◆ STATED GOAL
From the entries below, list each line with "Progressif".

(Recorded data)
===============

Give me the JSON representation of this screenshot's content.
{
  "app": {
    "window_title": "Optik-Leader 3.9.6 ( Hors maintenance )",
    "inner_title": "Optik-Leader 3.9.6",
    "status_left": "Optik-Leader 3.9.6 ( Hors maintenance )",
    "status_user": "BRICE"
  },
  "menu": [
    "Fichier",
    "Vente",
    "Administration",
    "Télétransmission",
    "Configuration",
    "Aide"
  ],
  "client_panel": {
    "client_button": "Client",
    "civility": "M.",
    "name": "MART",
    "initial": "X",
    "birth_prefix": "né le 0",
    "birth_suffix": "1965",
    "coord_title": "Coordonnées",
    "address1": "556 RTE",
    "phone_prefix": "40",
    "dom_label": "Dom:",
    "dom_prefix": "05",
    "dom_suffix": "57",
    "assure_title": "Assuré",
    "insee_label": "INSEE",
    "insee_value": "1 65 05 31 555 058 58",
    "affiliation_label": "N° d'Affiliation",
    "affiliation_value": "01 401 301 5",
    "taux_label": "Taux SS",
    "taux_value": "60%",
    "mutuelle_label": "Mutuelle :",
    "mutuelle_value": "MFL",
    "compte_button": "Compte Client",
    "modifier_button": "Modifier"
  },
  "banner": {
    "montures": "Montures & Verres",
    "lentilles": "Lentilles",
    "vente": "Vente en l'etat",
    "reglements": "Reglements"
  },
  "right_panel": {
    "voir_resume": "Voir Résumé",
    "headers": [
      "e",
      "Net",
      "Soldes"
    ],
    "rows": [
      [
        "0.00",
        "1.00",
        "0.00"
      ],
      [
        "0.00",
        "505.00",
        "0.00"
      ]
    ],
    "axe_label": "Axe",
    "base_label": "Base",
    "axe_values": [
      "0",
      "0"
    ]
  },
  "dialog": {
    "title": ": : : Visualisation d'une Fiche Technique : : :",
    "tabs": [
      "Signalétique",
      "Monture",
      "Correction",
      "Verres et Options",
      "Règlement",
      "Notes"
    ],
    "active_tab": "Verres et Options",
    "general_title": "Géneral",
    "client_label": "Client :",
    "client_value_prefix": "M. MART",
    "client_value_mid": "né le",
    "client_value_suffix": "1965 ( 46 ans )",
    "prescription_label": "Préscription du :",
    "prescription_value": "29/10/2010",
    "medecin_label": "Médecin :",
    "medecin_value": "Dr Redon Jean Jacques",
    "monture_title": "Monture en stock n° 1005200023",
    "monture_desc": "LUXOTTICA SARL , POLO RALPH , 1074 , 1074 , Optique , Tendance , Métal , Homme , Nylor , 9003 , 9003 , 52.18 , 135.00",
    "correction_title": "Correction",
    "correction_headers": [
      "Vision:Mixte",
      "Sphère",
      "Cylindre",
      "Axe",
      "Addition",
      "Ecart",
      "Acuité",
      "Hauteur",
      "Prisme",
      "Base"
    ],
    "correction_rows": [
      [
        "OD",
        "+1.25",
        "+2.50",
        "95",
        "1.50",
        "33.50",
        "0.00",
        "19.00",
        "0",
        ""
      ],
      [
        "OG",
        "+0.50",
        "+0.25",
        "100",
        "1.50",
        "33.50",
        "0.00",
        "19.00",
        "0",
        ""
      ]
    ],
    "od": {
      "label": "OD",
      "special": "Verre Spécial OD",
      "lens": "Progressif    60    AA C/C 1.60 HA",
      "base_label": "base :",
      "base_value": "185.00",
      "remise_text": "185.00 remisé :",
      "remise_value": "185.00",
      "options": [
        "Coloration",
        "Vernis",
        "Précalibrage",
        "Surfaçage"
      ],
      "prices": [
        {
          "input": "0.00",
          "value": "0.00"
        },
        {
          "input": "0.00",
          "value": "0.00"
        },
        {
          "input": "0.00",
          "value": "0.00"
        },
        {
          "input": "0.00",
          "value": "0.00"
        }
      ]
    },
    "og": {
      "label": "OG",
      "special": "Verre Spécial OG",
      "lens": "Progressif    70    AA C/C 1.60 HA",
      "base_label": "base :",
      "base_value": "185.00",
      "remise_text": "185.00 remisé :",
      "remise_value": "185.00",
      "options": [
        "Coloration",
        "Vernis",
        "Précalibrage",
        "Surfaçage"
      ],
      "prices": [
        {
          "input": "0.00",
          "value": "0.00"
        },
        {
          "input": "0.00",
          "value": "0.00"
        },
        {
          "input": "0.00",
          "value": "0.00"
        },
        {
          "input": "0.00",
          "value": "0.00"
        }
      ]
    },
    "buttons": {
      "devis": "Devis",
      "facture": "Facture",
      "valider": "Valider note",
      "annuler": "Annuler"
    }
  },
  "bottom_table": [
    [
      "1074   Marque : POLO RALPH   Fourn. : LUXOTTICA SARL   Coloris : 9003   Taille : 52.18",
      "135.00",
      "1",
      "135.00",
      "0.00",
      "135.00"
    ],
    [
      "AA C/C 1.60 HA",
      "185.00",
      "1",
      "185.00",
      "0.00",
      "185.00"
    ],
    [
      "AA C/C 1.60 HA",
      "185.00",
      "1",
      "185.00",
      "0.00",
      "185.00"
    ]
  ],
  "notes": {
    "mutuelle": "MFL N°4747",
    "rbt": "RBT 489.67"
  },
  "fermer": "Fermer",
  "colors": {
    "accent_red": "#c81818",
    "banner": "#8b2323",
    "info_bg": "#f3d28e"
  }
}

===============

◆ SOLUTION TO THE EXERCISE
      "lens": "Progressif    60    AA C/C 1.60 HA",
      "lens": "Progressif    70    AA C/C 1.60 HA",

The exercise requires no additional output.